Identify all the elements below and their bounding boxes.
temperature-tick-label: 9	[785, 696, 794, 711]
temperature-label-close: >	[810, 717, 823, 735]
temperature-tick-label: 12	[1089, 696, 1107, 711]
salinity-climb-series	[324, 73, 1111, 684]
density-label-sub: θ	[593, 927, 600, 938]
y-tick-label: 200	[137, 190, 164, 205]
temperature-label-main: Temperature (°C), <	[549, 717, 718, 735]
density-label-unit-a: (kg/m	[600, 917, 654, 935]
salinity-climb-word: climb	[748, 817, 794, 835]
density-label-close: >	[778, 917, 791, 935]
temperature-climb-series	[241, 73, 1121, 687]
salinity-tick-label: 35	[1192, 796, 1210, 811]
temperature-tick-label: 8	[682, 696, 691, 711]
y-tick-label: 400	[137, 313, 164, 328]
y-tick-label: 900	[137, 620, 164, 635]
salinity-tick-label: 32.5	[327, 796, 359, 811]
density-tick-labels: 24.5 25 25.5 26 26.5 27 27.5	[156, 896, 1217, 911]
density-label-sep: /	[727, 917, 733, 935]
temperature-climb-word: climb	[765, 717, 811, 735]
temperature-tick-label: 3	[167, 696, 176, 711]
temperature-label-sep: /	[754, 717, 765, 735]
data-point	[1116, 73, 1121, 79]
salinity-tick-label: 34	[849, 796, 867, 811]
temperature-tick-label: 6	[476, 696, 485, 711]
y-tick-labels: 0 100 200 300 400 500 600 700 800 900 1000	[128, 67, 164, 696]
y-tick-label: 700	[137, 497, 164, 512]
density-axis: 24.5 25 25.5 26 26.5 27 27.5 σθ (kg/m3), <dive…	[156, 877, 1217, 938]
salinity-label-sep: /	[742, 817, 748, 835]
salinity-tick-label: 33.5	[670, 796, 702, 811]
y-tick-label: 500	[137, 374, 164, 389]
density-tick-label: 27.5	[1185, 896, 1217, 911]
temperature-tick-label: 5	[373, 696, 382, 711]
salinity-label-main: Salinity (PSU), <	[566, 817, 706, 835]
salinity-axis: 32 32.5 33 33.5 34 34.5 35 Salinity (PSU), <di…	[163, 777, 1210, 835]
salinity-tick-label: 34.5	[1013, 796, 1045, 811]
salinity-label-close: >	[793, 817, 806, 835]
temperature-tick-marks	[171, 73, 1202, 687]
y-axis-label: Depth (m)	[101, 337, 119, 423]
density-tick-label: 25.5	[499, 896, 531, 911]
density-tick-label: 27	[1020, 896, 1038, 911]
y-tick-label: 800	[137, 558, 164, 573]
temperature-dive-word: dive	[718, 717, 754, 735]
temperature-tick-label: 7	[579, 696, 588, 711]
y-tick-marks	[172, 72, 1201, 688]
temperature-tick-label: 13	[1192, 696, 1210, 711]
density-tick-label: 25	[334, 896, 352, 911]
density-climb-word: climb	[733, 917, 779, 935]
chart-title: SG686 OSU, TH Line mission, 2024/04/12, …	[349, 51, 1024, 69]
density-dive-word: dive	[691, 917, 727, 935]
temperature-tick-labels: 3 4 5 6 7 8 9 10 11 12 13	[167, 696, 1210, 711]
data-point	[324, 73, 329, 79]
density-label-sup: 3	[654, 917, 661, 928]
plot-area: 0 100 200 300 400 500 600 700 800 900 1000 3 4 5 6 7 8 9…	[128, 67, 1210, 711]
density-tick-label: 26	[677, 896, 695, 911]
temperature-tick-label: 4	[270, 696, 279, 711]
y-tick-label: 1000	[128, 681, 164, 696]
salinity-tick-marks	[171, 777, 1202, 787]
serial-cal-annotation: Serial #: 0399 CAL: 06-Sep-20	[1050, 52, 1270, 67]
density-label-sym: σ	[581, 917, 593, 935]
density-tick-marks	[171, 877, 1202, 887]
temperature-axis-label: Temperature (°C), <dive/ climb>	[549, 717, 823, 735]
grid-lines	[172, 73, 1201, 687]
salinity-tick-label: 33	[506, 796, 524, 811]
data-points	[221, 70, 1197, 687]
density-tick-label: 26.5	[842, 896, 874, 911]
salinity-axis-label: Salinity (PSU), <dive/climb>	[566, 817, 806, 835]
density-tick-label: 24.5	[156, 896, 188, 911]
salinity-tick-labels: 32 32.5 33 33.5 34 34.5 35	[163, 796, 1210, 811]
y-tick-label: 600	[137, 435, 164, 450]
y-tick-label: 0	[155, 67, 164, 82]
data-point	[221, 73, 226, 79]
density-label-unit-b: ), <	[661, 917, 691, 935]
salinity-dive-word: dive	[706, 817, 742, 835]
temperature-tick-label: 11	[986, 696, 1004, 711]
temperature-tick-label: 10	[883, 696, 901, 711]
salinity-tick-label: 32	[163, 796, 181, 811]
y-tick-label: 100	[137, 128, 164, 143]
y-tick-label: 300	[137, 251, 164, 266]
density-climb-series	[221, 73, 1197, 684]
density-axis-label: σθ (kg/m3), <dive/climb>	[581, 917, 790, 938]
========================
▸ ENUNCIADO:
Atualize todas as linhas do material, trocando "Depth (m)" por "Profundidade (m)" e deixando o restante idêntico.

▸ RESPOSTA:
Identify all the elements below and their bounding boxes.
temperature-tick-label: 9	[785, 696, 794, 711]
temperature-label-close: >	[810, 717, 823, 735]
temperature-tick-label: 12	[1089, 696, 1107, 711]
salinity-climb-series	[324, 73, 1111, 684]
density-label-sub: θ	[593, 927, 600, 938]
y-tick-label: 200	[137, 190, 164, 205]
temperature-label-main: Temperature (°C), <	[549, 717, 718, 735]
density-label-unit-a: (kg/m	[600, 917, 654, 935]
salinity-climb-word: climb	[748, 817, 794, 835]
density-label-close: >	[778, 917, 791, 935]
temperature-climb-series	[241, 73, 1121, 687]
salinity-tick-label: 35	[1192, 796, 1210, 811]
temperature-tick-label: 8	[682, 696, 691, 711]
y-tick-label: 400	[137, 313, 164, 328]
y-tick-label: 900	[137, 620, 164, 635]
salinity-tick-label: 32.5	[327, 796, 359, 811]
density-tick-labels: 24.5 25 25.5 26 26.5 27 27.5	[156, 896, 1217, 911]
density-label-sep: /	[727, 917, 733, 935]
temperature-climb-word: climb	[765, 717, 811, 735]
temperature-tick-label: 3	[167, 696, 176, 711]
temperature-label-sep: /	[754, 717, 765, 735]
data-point	[1116, 73, 1121, 79]
salinity-tick-label: 34	[849, 796, 867, 811]
temperature-tick-label: 6	[476, 696, 485, 711]
y-tick-labels: 0 100 200 300 400 500 600 700 800 900 1000	[128, 67, 164, 696]
y-tick-label: 700	[137, 497, 164, 512]
density-axis: 24.5 25 25.5 26 26.5 27 27.5 σθ (kg/m3), <dive…	[156, 877, 1217, 938]
salinity-label-sep: /	[742, 817, 748, 835]
salinity-tick-label: 33.5	[670, 796, 702, 811]
y-tick-label: 500	[137, 374, 164, 389]
density-tick-label: 27.5	[1185, 896, 1217, 911]
temperature-tick-label: 5	[373, 696, 382, 711]
salinity-label-main: Salinity (PSU), <	[566, 817, 706, 835]
salinity-axis: 32 32.5 33 33.5 34 34.5 35 Salinity (PSU), <di…	[163, 777, 1210, 835]
salinity-tick-label: 34.5	[1013, 796, 1045, 811]
salinity-label-close: >	[793, 817, 806, 835]
temperature-tick-marks	[171, 73, 1202, 687]
y-axis-label: Profundidade (m)	[101, 337, 119, 423]
density-tick-label: 25.5	[499, 896, 531, 911]
density-tick-label: 27	[1020, 896, 1038, 911]
y-tick-label: 800	[137, 558, 164, 573]
temperature-dive-word: dive	[718, 717, 754, 735]
temperature-tick-label: 7	[579, 696, 588, 711]
y-tick-marks	[172, 72, 1201, 688]
temperature-tick-label: 13	[1192, 696, 1210, 711]
density-tick-label: 25	[334, 896, 352, 911]
density-climb-word: climb	[733, 917, 779, 935]
chart-title: SG686 OSU, TH Line mission, 2024/04/12, …	[349, 51, 1024, 69]
density-dive-word: dive	[691, 917, 727, 935]
temperature-tick-labels: 3 4 5 6 7 8 9 10 11 12 13	[167, 696, 1210, 711]
data-point	[324, 73, 329, 79]
density-label-sup: 3	[654, 917, 661, 928]
plot-area: 0 100 200 300 400 500 600 700 800 900 1000 3 4 5 6 7 8 9…	[128, 67, 1210, 711]
density-tick-label: 26	[677, 896, 695, 911]
temperature-tick-label: 4	[270, 696, 279, 711]
y-tick-label: 1000	[128, 681, 164, 696]
salinity-tick-marks	[171, 777, 1202, 787]
serial-cal-annotation: Serial #: 0399 CAL: 06-Sep-20	[1050, 52, 1270, 67]
density-label-sym: σ	[581, 917, 593, 935]
density-tick-marks	[171, 877, 1202, 887]
temperature-axis-label: Temperature (°C), <dive/ climb>	[549, 717, 823, 735]
grid-lines	[172, 73, 1201, 687]
salinity-tick-label: 33	[506, 796, 524, 811]
data-points	[221, 70, 1197, 687]
density-tick-label: 26.5	[842, 896, 874, 911]
salinity-axis-label: Salinity (PSU), <dive/climb>	[566, 817, 806, 835]
density-tick-label: 24.5	[156, 896, 188, 911]
salinity-tick-labels: 32 32.5 33 33.5 34 34.5 35	[163, 796, 1210, 811]
y-tick-label: 600	[137, 435, 164, 450]
y-tick-label: 0	[155, 67, 164, 82]
data-point	[221, 73, 226, 79]
density-label-unit-b: ), <	[661, 917, 691, 935]
salinity-dive-word: dive	[706, 817, 742, 835]
temperature-tick-label: 11	[986, 696, 1004, 711]
temperature-tick-label: 10	[883, 696, 901, 711]
salinity-tick-label: 32	[163, 796, 181, 811]
y-tick-label: 100	[137, 128, 164, 143]
y-tick-label: 300	[137, 251, 164, 266]
density-climb-series	[221, 73, 1197, 684]
density-axis-label: σθ (kg/m3), <dive/climb>	[581, 917, 790, 938]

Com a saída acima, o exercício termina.